→ **Problem to solve**
Go through the listing below and gather every line with the word "استباحة".

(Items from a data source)
————————
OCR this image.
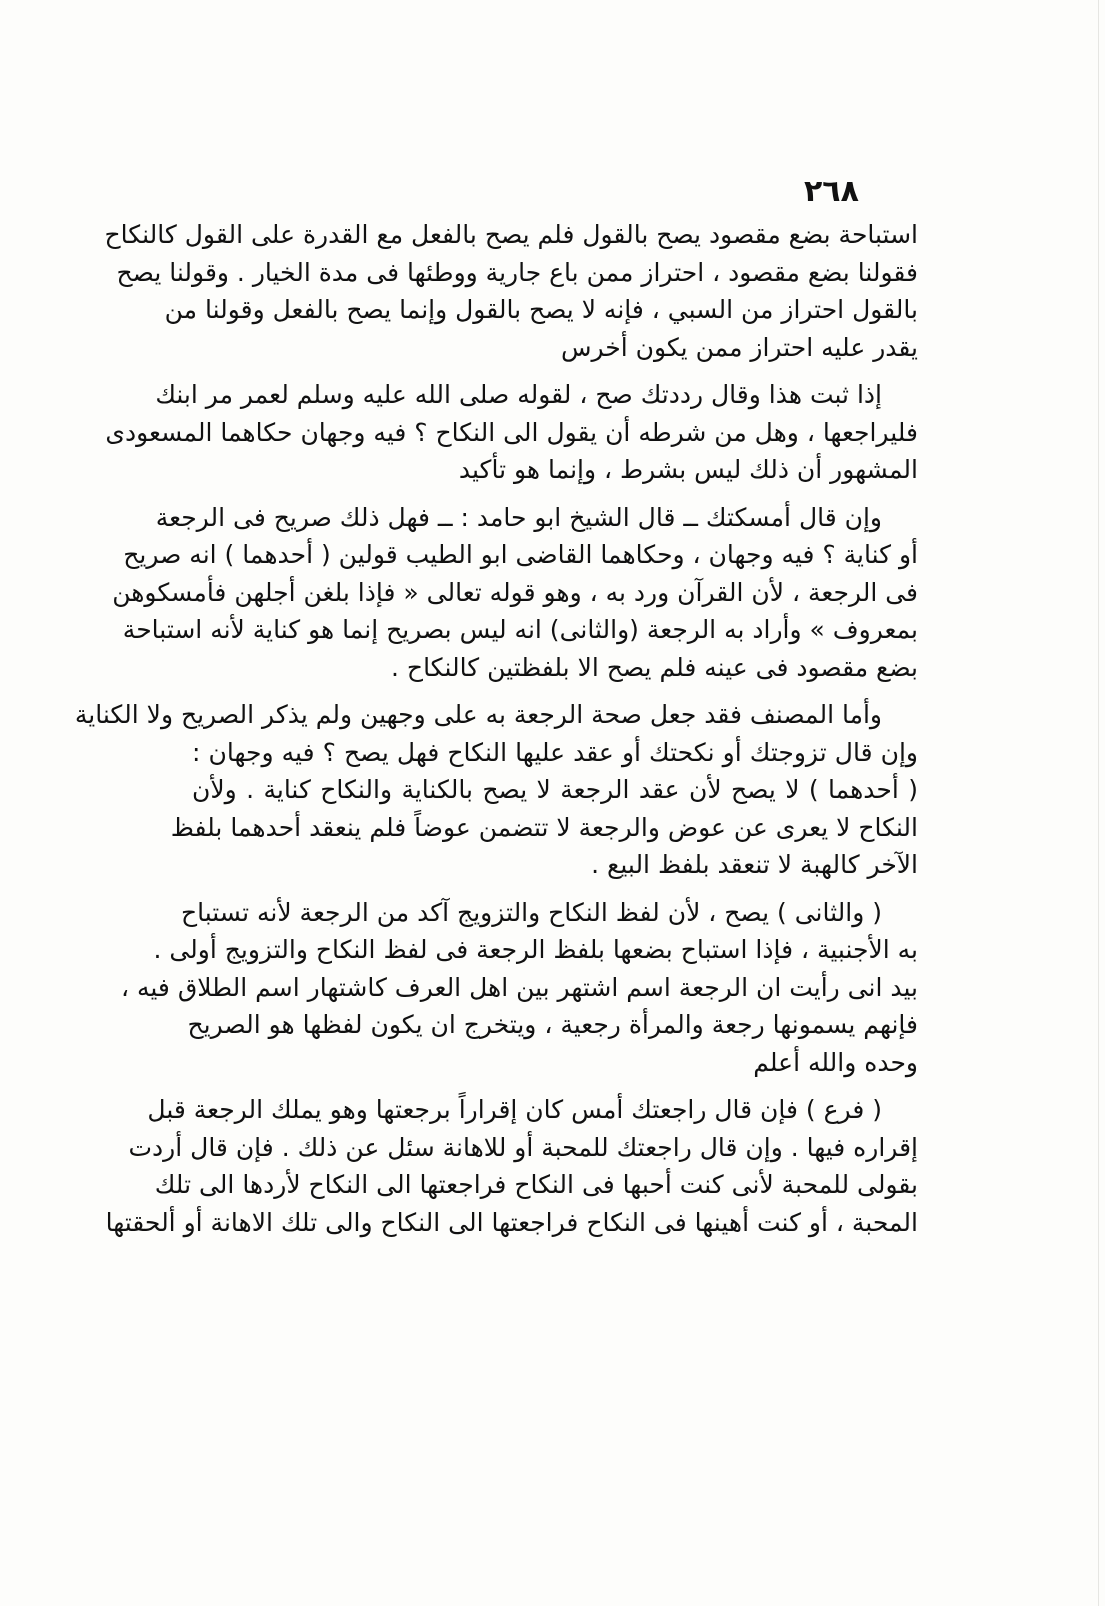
٢٦٨

استباحة بضع مقصود يصح بالقول فلم يصح بالفعل مع القدرة على القول كالنكاح
فقولنا بضع مقصود ، احتراز ممن باع جارية ووطئها فى مدة الخيار . وقولنا يصح
بالقول احتراز من السبي ، فإنه لا يصح بالقول وإنما يصح بالفعل وقولنا من
يقدر عليه احتراز ممن يكون أخرس

إذا ثبت هذا وقال رددتك صح ، لقوله صلى الله عليه وسلم لعمر مر ابنك
فليراجعها ، وهل من شرطه أن يقول الى النكاح ؟ فيه وجهان حكاهما المسعودى
المشهور أن ذلك ليس بشرط ، وإنما هو تأكيد

وإن قال أمسكتك ــ قال الشيخ ابو حامد : ــ فهل ذلك صريح فى الرجعة
أو كناية ؟ فيه وجهان ، وحكاهما القاضى ابو الطيب قولين ( أحدهما ) انه صريح
فى الرجعة ، لأن القرآن ورد به ، وهو قوله تعالى « فإذا بلغن أجلهن فأمسكوهن
بمعروف » وأراد به الرجعة (والثانى) انه ليس بصريح إنما هو كناية لأنه استباحة
بضع مقصود فى عينه فلم يصح الا بلفظتين كالنكاح .

وأما المصنف فقد جعل صحة الرجعة به على وجهين ولم يذكر الصريح ولا الكناية
وإن قال تزوجتك أو نكحتك أو عقد عليها النكاح فهل يصح ؟ فيه وجهان :
( أحدهما ) لا يصح لأن عقد الرجعة لا يصح بالكناية والنكاح كناية . ولأن
النكاح لا يعرى عن عوض والرجعة لا تتضمن عوضاً فلم ينعقد أحدهما بلفظ
الآخر كالهبة لا تنعقد بلفظ البيع .

( والثانى ) يصح ، لأن لفظ النكاح والتزويج آكد من الرجعة لأنه تستباح
به الأجنبية ، فإذا استباح بضعها بلفظ الرجعة فى لفظ النكاح والتزويج أولى .
بيد انى رأيت ان الرجعة اسم اشتهر بين اهل العرف كاشتهار اسم الطلاق فيه ،
فإنهم يسمونها رجعة والمرأة رجعية ، ويتخرج ان يكون لفظها هو الصريح
وحده والله أعلم

( فرع ) فإن قال راجعتك أمس كان إقراراً برجعتها وهو يملك الرجعة قبل
إقراره فيها . وإن قال راجعتك للمحبة أو للاهانة سئل عن ذلك . فإن قال أردت
بقولى للمحبة لأنى كنت أحبها فى النكاح فراجعتها الى النكاح لأردها الى تلك
المحبة ، أو كنت أهينها فى النكاح فراجعتها الى النكاح والى تلك الاهانة أو ألحقتها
————————
→ **Final answer**
استباحة بضع مقصود يصح بالقول فلم يصح بالفعل مع القدرة على القول كالنكاح
بمعروف » وأراد به الرجعة (والثانى) انه ليس بصريح إنما هو كناية لأنه استباحة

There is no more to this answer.